>>>>>

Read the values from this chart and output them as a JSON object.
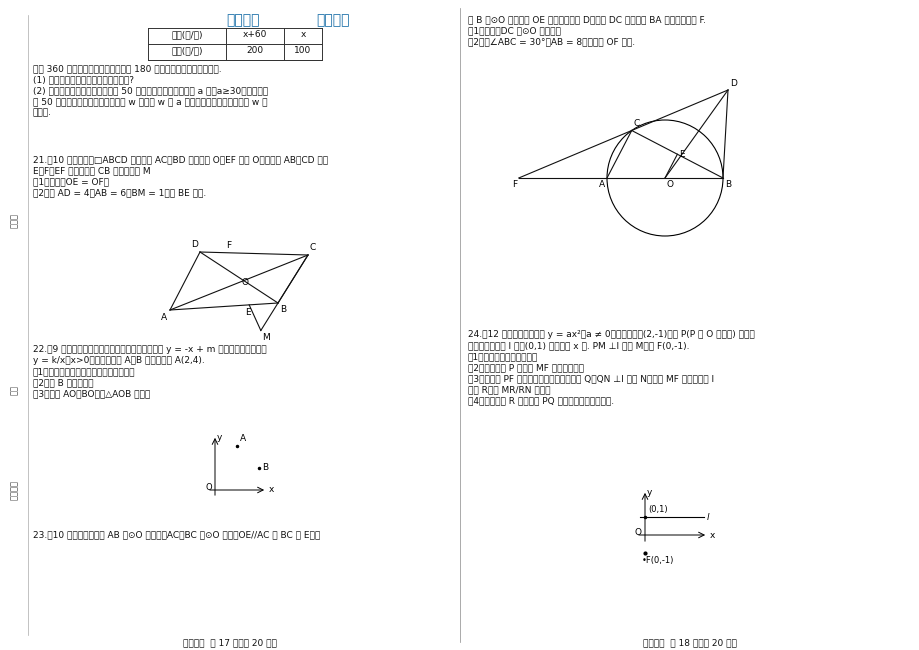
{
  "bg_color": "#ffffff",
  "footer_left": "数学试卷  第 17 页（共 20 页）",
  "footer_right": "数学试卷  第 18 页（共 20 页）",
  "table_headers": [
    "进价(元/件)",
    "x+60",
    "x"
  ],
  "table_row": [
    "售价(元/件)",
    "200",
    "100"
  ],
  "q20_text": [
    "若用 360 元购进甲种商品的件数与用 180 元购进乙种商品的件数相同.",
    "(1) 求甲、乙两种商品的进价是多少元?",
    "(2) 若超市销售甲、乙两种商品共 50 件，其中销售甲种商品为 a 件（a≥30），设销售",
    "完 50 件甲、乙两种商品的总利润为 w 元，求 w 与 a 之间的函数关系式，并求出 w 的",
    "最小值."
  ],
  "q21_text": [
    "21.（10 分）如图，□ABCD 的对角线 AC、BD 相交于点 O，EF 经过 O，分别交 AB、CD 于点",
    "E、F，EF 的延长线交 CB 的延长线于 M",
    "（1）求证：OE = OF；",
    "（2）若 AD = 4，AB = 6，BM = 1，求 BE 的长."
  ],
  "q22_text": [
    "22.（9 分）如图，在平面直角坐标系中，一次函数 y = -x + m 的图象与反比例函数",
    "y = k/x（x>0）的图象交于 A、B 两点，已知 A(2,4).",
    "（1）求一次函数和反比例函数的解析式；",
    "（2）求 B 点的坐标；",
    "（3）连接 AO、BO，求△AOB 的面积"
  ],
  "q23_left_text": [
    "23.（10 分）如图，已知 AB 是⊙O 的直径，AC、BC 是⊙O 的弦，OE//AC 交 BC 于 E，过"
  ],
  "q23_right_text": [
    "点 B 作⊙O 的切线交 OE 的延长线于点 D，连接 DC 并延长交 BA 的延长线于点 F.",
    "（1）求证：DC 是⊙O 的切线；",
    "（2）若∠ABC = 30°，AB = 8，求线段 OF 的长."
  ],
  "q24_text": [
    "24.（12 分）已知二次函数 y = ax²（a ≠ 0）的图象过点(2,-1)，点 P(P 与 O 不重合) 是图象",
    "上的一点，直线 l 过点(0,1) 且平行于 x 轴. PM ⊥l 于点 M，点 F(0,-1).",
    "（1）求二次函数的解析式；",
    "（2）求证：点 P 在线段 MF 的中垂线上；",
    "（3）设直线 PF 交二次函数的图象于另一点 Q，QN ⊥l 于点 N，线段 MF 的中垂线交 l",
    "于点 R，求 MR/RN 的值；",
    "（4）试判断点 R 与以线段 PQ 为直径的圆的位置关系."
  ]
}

<<<<<

◆ Task to complete ◆
Copy every line above word for word and exclude the pictures.

◆ Result of this task ◆
Read the values from this chart and output them as a JSON object.
{
  "bg_color": "#ffffff",
  "footer_left": "数学试卷  第 17 页（共 20 页）",
  "footer_right": "数学试卷  第 18 页（共 20 页）",
  "table_headers": [
    "进价(元/件)",
    "x+60",
    "x"
  ],
  "table_row": [
    "售价(元/件)",
    "200",
    "100"
  ],
  "q20_text": [
    "若用 360 元购进甲种商品的件数与用 180 元购进乙种商品的件数相同.",
    "(1) 求甲、乙两种商品的进价是多少元?",
    "(2) 若超市销售甲、乙两种商品共 50 件，其中销售甲种商品为 a 件（a≥30），设销售",
    "完 50 件甲、乙两种商品的总利润为 w 元，求 w 与 a 之间的函数关系式，并求出 w 的",
    "最小值."
  ],
  "q21_text": [
    "21.（10 分）如图，□ABCD 的对角线 AC、BD 相交于点 O，EF 经过 O，分别交 AB、CD 于点",
    "E、F，EF 的延长线交 CB 的延长线于 M",
    "（1）求证：OE = OF；",
    "（2）若 AD = 4，AB = 6，BM = 1，求 BE 的长."
  ],
  "q22_text": [
    "22.（9 分）如图，在平面直角坐标系中，一次函数 y = -x + m 的图象与反比例函数",
    "y = k/x（x>0）的图象交于 A、B 两点，已知 A(2,4).",
    "（1）求一次函数和反比例函数的解析式；",
    "（2）求 B 点的坐标；",
    "（3）连接 AO、BO，求△AOB 的面积"
  ],
  "q23_left_text": [
    "23.（10 分）如图，已知 AB 是⊙O 的直径，AC、BC 是⊙O 的弦，OE//AC 交 BC 于 E，过"
  ],
  "q23_right_text": [
    "点 B 作⊙O 的切线交 OE 的延长线于点 D，连接 DC 并延长交 BA 的延长线于点 F.",
    "（1）求证：DC 是⊙O 的切线；",
    "（2）若∠ABC = 30°，AB = 8，求线段 OF 的长."
  ],
  "q24_text": [
    "24.（12 分）已知二次函数 y = ax²（a ≠ 0）的图象过点(2,-1)，点 P(P 与 O 不重合) 是图象",
    "上的一点，直线 l 过点(0,1) 且平行于 x 轴. PM ⊥l 于点 M，点 F(0,-1).",
    "（1）求二次函数的解析式；",
    "（2）求证：点 P 在线段 MF 的中垂线上；",
    "（3）设直线 PF 交二次函数的图象于另一点 Q，QN ⊥l 于点 N，线段 MF 的中垂线交 l",
    "于点 R，求 MR/RN 的值；",
    "（4）试判断点 R 与以线段 PQ 为直径的圆的位置关系."
  ]
}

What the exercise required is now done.